PROBLEM REQUIREMENTS: Where a line in the listing contains the string "After", copy that line out.

#### SUPPLIED INFORMATION

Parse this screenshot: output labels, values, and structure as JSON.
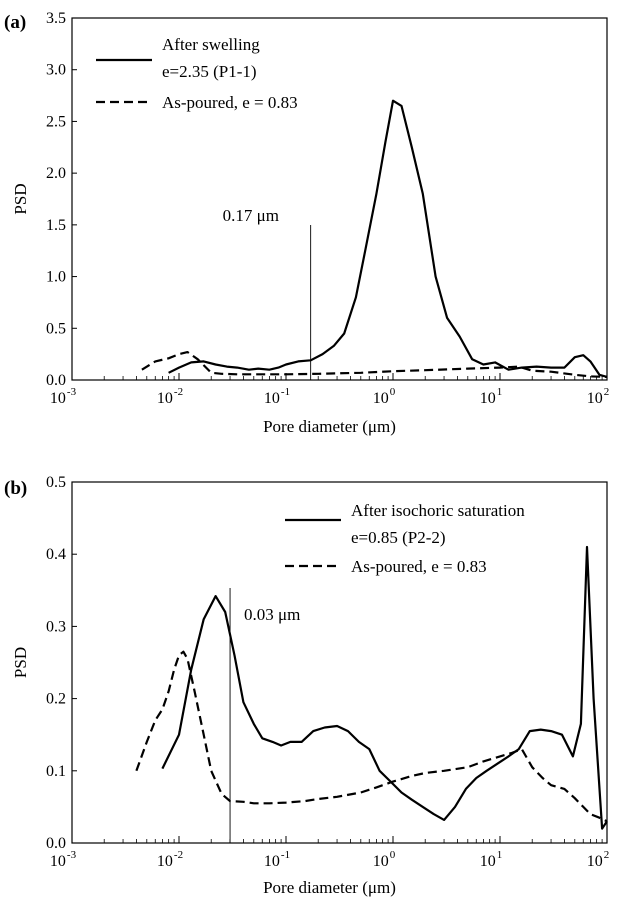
{
  "chart_data": [
    {
      "type": "line",
      "panel_label": "(a)",
      "xlabel": "Pore diameter (μm)",
      "ylabel": "PSD",
      "xscale": "log",
      "xlim": [
        0.001,
        100
      ],
      "ylim": [
        0,
        3.5
      ],
      "yticks": [
        "0.0",
        "0.5",
        "1.0",
        "1.5",
        "2.0",
        "2.5",
        "3.0",
        "3.5"
      ],
      "xticks": [
        {
          "base": "10",
          "exp": "-3"
        },
        {
          "base": "10",
          "exp": "-2"
        },
        {
          "base": "10",
          "exp": "-1"
        },
        {
          "base": "10",
          "exp": "0"
        },
        {
          "base": "10",
          "exp": "1"
        },
        {
          "base": "10",
          "exp": "2"
        }
      ],
      "legend_position": "top-left",
      "annotation": {
        "text": "0.17 μm",
        "x": 0.17
      },
      "series": [
        {
          "name": "After swelling",
          "name_line2": " e=2.35 (P1-1)",
          "dash": "solid",
          "x": [
            0.008,
            0.01,
            0.013,
            0.017,
            0.022,
            0.028,
            0.035,
            0.045,
            0.055,
            0.07,
            0.085,
            0.1,
            0.13,
            0.17,
            0.22,
            0.28,
            0.35,
            0.45,
            0.55,
            0.7,
            0.85,
            1.0,
            1.2,
            1.5,
            1.9,
            2.5,
            3.2,
            4.2,
            5.5,
            7.0,
            9.0,
            12,
            16,
            22,
            30,
            40,
            50,
            60,
            70,
            85,
            100
          ],
          "y": [
            0.07,
            0.12,
            0.17,
            0.18,
            0.15,
            0.13,
            0.12,
            0.1,
            0.11,
            0.1,
            0.12,
            0.15,
            0.18,
            0.19,
            0.25,
            0.33,
            0.45,
            0.8,
            1.25,
            1.8,
            2.3,
            2.7,
            2.65,
            2.25,
            1.8,
            1.0,
            0.6,
            0.42,
            0.2,
            0.15,
            0.17,
            0.1,
            0.12,
            0.13,
            0.12,
            0.12,
            0.22,
            0.24,
            0.18,
            0.05,
            0.03
          ]
        },
        {
          "name": "As-poured, e = 0.83",
          "dash": "dashed",
          "x": [
            0.0045,
            0.006,
            0.008,
            0.01,
            0.012,
            0.015,
            0.02,
            0.025,
            0.035,
            0.05,
            0.1,
            0.2,
            0.5,
            1.0,
            2.0,
            5.0,
            10,
            15,
            20,
            30,
            50,
            70,
            100
          ],
          "y": [
            0.1,
            0.18,
            0.21,
            0.25,
            0.27,
            0.2,
            0.07,
            0.06,
            0.055,
            0.055,
            0.055,
            0.06,
            0.07,
            0.085,
            0.095,
            0.11,
            0.12,
            0.13,
            0.09,
            0.08,
            0.05,
            0.035,
            0.03
          ]
        }
      ]
    },
    {
      "type": "line",
      "panel_label": "(b)",
      "xlabel": "Pore diameter (μm)",
      "ylabel": "PSD",
      "xscale": "log",
      "xlim": [
        0.001,
        100
      ],
      "ylim": [
        0,
        0.5
      ],
      "yticks": [
        "0.0",
        "0.1",
        "0.2",
        "0.3",
        "0.4",
        "0.5"
      ],
      "xticks": [
        {
          "base": "10",
          "exp": "-3"
        },
        {
          "base": "10",
          "exp": "-2"
        },
        {
          "base": "10",
          "exp": "-1"
        },
        {
          "base": "10",
          "exp": "0"
        },
        {
          "base": "10",
          "exp": "1"
        },
        {
          "base": "10",
          "exp": "2"
        }
      ],
      "legend_position": "top-right",
      "annotation": {
        "text": "0.03 μm",
        "x": 0.03
      },
      "series": [
        {
          "name": "After isochoric saturation",
          "name_line2": " e=0.85 (P2-2)",
          "dash": "solid",
          "x": [
            0.007,
            0.01,
            0.013,
            0.017,
            0.022,
            0.027,
            0.033,
            0.04,
            0.05,
            0.06,
            0.075,
            0.09,
            0.11,
            0.14,
            0.18,
            0.23,
            0.3,
            0.38,
            0.48,
            0.6,
            0.75,
            0.95,
            1.2,
            1.5,
            1.9,
            2.4,
            3.0,
            3.8,
            4.8,
            6.0,
            7.5,
            9.5,
            12,
            15,
            19,
            24,
            30,
            38,
            48,
            57,
            65,
            75,
            90,
            100
          ],
          "y": [
            0.103,
            0.15,
            0.24,
            0.31,
            0.342,
            0.32,
            0.26,
            0.195,
            0.165,
            0.145,
            0.14,
            0.135,
            0.14,
            0.14,
            0.155,
            0.16,
            0.162,
            0.155,
            0.14,
            0.13,
            0.1,
            0.085,
            0.07,
            0.06,
            0.05,
            0.04,
            0.032,
            0.05,
            0.075,
            0.09,
            0.1,
            0.11,
            0.12,
            0.13,
            0.155,
            0.157,
            0.155,
            0.15,
            0.12,
            0.165,
            0.41,
            0.2,
            0.02,
            0.03
          ]
        },
        {
          "name": "As-poured, e = 0.83",
          "dash": "dashed",
          "x": [
            0.004,
            0.005,
            0.006,
            0.007,
            0.008,
            0.009,
            0.01,
            0.011,
            0.012,
            0.014,
            0.017,
            0.02,
            0.025,
            0.03,
            0.04,
            0.05,
            0.07,
            0.1,
            0.15,
            0.2,
            0.3,
            0.5,
            0.7,
            1.0,
            1.5,
            2.0,
            3.0,
            5.0,
            7.0,
            10,
            13,
            16,
            20,
            25,
            30,
            40,
            50,
            60,
            70,
            85,
            100
          ],
          "y": [
            0.1,
            0.14,
            0.17,
            0.185,
            0.21,
            0.24,
            0.26,
            0.265,
            0.255,
            0.21,
            0.15,
            0.1,
            0.068,
            0.058,
            0.057,
            0.055,
            0.055,
            0.056,
            0.058,
            0.061,
            0.064,
            0.07,
            0.077,
            0.085,
            0.093,
            0.097,
            0.1,
            0.105,
            0.113,
            0.12,
            0.125,
            0.13,
            0.105,
            0.09,
            0.08,
            0.075,
            0.062,
            0.05,
            0.04,
            0.035,
            0.03
          ]
        }
      ]
    }
  ]
}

########

ANSWER TO THE EXERCISE:
          "name": "After swelling",
          "name": "After isochoric saturation",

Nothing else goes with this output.